Collected data entries
____________

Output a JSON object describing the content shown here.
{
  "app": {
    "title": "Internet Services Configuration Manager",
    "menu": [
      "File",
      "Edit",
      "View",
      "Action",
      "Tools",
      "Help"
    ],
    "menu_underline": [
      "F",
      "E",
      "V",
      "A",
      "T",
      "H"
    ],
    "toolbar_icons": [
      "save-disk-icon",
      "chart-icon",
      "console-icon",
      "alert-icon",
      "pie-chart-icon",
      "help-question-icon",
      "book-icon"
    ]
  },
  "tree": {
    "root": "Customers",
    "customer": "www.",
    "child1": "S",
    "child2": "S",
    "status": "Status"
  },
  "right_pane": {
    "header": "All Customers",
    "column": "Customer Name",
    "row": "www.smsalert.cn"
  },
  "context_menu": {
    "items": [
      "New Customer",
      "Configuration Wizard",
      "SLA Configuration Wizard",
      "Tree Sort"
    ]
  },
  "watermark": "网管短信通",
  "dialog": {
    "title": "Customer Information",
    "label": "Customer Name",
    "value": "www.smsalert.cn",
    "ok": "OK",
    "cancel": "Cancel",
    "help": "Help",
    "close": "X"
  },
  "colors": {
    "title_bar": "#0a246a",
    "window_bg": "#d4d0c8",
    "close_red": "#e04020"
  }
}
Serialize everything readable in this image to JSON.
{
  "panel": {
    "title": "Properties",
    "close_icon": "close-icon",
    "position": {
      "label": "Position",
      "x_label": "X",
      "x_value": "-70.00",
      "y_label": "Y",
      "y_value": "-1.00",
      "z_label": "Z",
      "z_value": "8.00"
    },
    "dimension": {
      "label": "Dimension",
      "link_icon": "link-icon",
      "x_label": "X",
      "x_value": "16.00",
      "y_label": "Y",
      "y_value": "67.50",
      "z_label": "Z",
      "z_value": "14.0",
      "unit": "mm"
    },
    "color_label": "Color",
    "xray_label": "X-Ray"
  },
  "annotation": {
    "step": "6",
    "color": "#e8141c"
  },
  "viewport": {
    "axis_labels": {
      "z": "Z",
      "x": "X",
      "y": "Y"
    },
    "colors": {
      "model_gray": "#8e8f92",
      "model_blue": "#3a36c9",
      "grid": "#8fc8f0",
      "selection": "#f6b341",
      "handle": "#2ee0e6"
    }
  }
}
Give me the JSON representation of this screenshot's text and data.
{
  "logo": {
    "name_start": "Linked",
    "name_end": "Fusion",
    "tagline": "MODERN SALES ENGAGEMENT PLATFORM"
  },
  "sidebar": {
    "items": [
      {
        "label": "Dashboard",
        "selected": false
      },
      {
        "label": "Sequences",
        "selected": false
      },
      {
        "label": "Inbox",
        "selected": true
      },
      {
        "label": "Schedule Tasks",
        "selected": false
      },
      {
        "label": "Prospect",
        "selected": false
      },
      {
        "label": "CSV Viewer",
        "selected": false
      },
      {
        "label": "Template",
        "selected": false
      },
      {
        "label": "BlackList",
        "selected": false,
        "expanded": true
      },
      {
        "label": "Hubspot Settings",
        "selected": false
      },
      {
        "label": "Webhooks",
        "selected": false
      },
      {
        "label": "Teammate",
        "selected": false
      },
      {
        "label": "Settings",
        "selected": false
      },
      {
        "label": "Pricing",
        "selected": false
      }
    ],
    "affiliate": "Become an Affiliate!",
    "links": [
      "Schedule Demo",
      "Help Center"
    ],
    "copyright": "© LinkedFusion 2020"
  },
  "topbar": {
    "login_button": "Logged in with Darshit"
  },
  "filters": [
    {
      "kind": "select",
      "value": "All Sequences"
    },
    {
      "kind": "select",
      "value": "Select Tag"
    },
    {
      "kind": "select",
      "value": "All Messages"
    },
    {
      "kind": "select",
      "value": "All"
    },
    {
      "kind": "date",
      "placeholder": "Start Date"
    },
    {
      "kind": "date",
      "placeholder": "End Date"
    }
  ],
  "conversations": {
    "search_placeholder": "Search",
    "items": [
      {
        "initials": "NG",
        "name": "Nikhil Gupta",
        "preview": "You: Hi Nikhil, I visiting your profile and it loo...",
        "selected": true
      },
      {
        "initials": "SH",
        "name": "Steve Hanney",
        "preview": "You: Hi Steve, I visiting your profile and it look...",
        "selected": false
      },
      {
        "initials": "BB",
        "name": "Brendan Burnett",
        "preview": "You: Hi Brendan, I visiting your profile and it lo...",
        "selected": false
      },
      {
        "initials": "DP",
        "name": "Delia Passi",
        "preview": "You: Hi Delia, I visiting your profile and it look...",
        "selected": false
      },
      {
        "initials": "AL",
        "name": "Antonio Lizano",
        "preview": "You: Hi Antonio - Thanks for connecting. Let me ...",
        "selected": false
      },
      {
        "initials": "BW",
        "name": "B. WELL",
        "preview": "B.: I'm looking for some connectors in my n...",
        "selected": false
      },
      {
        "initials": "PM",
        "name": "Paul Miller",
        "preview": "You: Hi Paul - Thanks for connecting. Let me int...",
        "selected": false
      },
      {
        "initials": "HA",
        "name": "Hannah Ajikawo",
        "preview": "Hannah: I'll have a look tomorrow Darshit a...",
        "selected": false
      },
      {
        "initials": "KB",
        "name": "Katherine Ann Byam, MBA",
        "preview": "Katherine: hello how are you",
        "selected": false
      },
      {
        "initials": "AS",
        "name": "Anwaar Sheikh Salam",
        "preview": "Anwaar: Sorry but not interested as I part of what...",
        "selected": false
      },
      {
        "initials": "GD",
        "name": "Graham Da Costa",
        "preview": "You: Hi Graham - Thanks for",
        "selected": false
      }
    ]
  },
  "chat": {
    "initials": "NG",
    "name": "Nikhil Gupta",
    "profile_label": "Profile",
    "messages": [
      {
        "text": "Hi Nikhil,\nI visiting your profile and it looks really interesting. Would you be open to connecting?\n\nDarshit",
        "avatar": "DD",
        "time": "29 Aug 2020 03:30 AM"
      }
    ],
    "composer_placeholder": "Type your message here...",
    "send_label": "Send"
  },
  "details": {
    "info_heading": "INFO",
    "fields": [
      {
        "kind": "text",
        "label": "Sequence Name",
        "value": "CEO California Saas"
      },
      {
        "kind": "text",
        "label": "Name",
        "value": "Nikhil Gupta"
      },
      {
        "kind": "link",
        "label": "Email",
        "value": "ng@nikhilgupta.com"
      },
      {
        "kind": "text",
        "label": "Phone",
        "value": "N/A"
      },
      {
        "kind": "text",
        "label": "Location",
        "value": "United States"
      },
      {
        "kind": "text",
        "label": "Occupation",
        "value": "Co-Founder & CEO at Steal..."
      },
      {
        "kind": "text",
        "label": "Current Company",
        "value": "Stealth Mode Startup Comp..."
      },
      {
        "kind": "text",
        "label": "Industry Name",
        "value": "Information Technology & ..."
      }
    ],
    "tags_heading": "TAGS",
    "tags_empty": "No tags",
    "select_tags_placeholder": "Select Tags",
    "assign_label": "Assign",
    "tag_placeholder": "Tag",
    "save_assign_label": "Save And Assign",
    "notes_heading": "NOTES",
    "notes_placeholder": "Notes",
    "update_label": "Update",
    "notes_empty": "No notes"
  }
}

____________

Given instruction: Extract the complete set of records unchanged.

Task solution:
Output a JSON object describing the content shown here.
{
  "app": {
    "title": "Internet Services Configuration Manager",
    "menu": [
      "File",
      "Edit",
      "View",
      "Action",
      "Tools",
      "Help"
    ],
    "menu_underline": [
      "F",
      "E",
      "V",
      "A",
      "T",
      "H"
    ],
    "toolbar_icons": [
      "save-disk-icon",
      "chart-icon",
      "console-icon",
      "alert-icon",
      "pie-chart-icon",
      "help-question-icon",
      "book-icon"
    ]
  },
  "tree": {
    "root": "Customers",
    "customer": "www.",
    "child1": "S",
    "child2": "S",
    "status": "Status"
  },
  "right_pane": {
    "header": "All Customers",
    "column": "Customer Name",
    "row": "www.smsalert.cn"
  },
  "context_menu": {
    "items": [
      "New Customer",
      "Configuration Wizard",
      "SLA Configuration Wizard",
      "Tree Sort"
    ]
  },
  "watermark": "网管短信通",
  "dialog": {
    "title": "Customer Information",
    "label": "Customer Name",
    "value": "www.smsalert.cn",
    "ok": "OK",
    "cancel": "Cancel",
    "help": "Help",
    "close": "X"
  },
  "colors": {
    "title_bar": "#0a246a",
    "window_bg": "#d4d0c8",
    "close_red": "#e04020"
  }
}
Serialize everything readable in this image to JSON.
{
  "panel": {
    "title": "Properties",
    "close_icon": "close-icon",
    "position": {
      "label": "Position",
      "x_label": "X",
      "x_value": "-70.00",
      "y_label": "Y",
      "y_value": "-1.00",
      "z_label": "Z",
      "z_value": "8.00"
    },
    "dimension": {
      "label": "Dimension",
      "link_icon": "link-icon",
      "x_label": "X",
      "x_value": "16.00",
      "y_label": "Y",
      "y_value": "67.50",
      "z_label": "Z",
      "z_value": "14.0",
      "unit": "mm"
    },
    "color_label": "Color",
    "xray_label": "X-Ray"
  },
  "annotation": {
    "step": "6",
    "color": "#e8141c"
  },
  "viewport": {
    "axis_labels": {
      "z": "Z",
      "x": "X",
      "y": "Y"
    },
    "colors": {
      "model_gray": "#8e8f92",
      "model_blue": "#3a36c9",
      "grid": "#8fc8f0",
      "selection": "#f6b341",
      "handle": "#2ee0e6"
    }
  }
}
Give me the JSON representation of this screenshot's text and data.
{
  "logo": {
    "name_start": "Linked",
    "name_end": "Fusion",
    "tagline": "MODERN SALES ENGAGEMENT PLATFORM"
  },
  "sidebar": {
    "items": [
      {
        "label": "Dashboard",
        "selected": false
      },
      {
        "label": "Sequences",
        "selected": false
      },
      {
        "label": "Inbox",
        "selected": true
      },
      {
        "label": "Schedule Tasks",
        "selected": false
      },
      {
        "label": "Prospect",
        "selected": false
      },
      {
        "label": "CSV Viewer",
        "selected": false
      },
      {
        "label": "Template",
        "selected": false
      },
      {
        "label": "BlackList",
        "selected": false,
        "expanded": true
      },
      {
        "label": "Hubspot Settings",
        "selected": false
      },
      {
        "label": "Webhooks",
        "selected": false
      },
      {
        "label": "Teammate",
        "selected": false
      },
      {
        "label": "Settings",
        "selected": false
      },
      {
        "label": "Pricing",
        "selected": false
      }
    ],
    "affiliate": "Become an Affiliate!",
    "links": [
      "Schedule Demo",
      "Help Center"
    ],
    "copyright": "© LinkedFusion 2020"
  },
  "topbar": {
    "login_button": "Logged in with Darshit"
  },
  "filters": [
    {
      "kind": "select",
      "value": "All Sequences"
    },
    {
      "kind": "select",
      "value": "Select Tag"
    },
    {
      "kind": "select",
      "value": "All Messages"
    },
    {
      "kind": "select",
      "value": "All"
    },
    {
      "kind": "date",
      "placeholder": "Start Date"
    },
    {
      "kind": "date",
      "placeholder": "End Date"
    }
  ],
  "conversations": {
    "search_placeholder": "Search",
    "items": [
      {
        "initials": "NG",
        "name": "Nikhil Gupta",
        "preview": "You: Hi Nikhil, I visiting your profile and it loo...",
        "selected": true
      },
      {
        "initials": "SH",
        "name": "Steve Hanney",
        "preview": "You: Hi Steve, I visiting your profile and it look...",
        "selected": false
      },
      {
        "initials": "BB",
        "name": "Brendan Burnett",
        "preview": "You: Hi Brendan, I visiting your profile and it lo...",
        "selected": false
      },
      {
        "initials": "DP",
        "name": "Delia Passi",
        "preview": "You: Hi Delia, I visiting your profile and it look...",
        "selected": false
      },
      {
        "initials": "AL",
        "name": "Antonio Lizano",
        "preview": "You: Hi Antonio - Thanks for connecting. Let me ...",
        "selected": false
      },
      {
        "initials": "BW",
        "name": "B. WELL",
        "preview": "B.: I'm looking for some connectors in my n...",
        "selected": false
      },
      {
        "initials": "PM",
        "name": "Paul Miller",
        "preview": "You: Hi Paul - Thanks for connecting. Let me int...",
        "selected": false
      },
      {
        "initials": "HA",
        "name": "Hannah Ajikawo",
        "preview": "Hannah: I'll have a look tomorrow Darshit a...",
        "selected": false
      },
      {
        "initials": "KB",
        "name": "Katherine Ann Byam, MBA",
        "preview": "Katherine: hello how are you",
        "selected": false
      },
      {
        "initials": "AS",
        "name": "Anwaar Sheikh Salam",
        "preview": "Anwaar: Sorry but not interested as I part of what...",
        "selected": false
      },
      {
        "initials": "GD",
        "name": "Graham Da Costa",
        "preview": "You: Hi Graham - Thanks for",
        "selected": false
      }
    ]
  },
  "chat": {
    "initials": "NG",
    "name": "Nikhil Gupta",
    "profile_label": "Profile",
    "messages": [
      {
        "text": "Hi Nikhil,\nI visiting your profile and it looks really interesting. Would you be open to connecting?\n\nDarshit",
        "avatar": "DD",
        "time": "29 Aug 2020 03:30 AM"
      }
    ],
    "composer_placeholder": "Type your message here...",
    "send_label": "Send"
  },
  "details": {
    "info_heading": "INFO",
    "fields": [
      {
        "kind": "text",
        "label": "Sequence Name",
        "value": "CEO California Saas"
      },
      {
        "kind": "text",
        "label": "Name",
        "value": "Nikhil Gupta"
      },
      {
        "kind": "link",
        "label": "Email",
        "value": "ng@nikhilgupta.com"
      },
      {
        "kind": "text",
        "label": "Phone",
        "value": "N/A"
      },
      {
        "kind": "text",
        "label": "Location",
        "value": "United States"
      },
      {
        "kind": "text",
        "label": "Occupation",
        "value": "Co-Founder & CEO at Steal..."
      },
      {
        "kind": "text",
        "label": "Current Company",
        "value": "Stealth Mode Startup Comp..."
      },
      {
        "kind": "text",
        "label": "Industry Name",
        "value": "Information Technology & ..."
      }
    ],
    "tags_heading": "TAGS",
    "tags_empty": "No tags",
    "select_tags_placeholder": "Select Tags",
    "assign_label": "Assign",
    "tag_placeholder": "Tag",
    "save_assign_label": "Save And Assign",
    "notes_heading": "NOTES",
    "notes_placeholder": "Notes",
    "update_label": "Update",
    "notes_empty": "No notes"
  }
}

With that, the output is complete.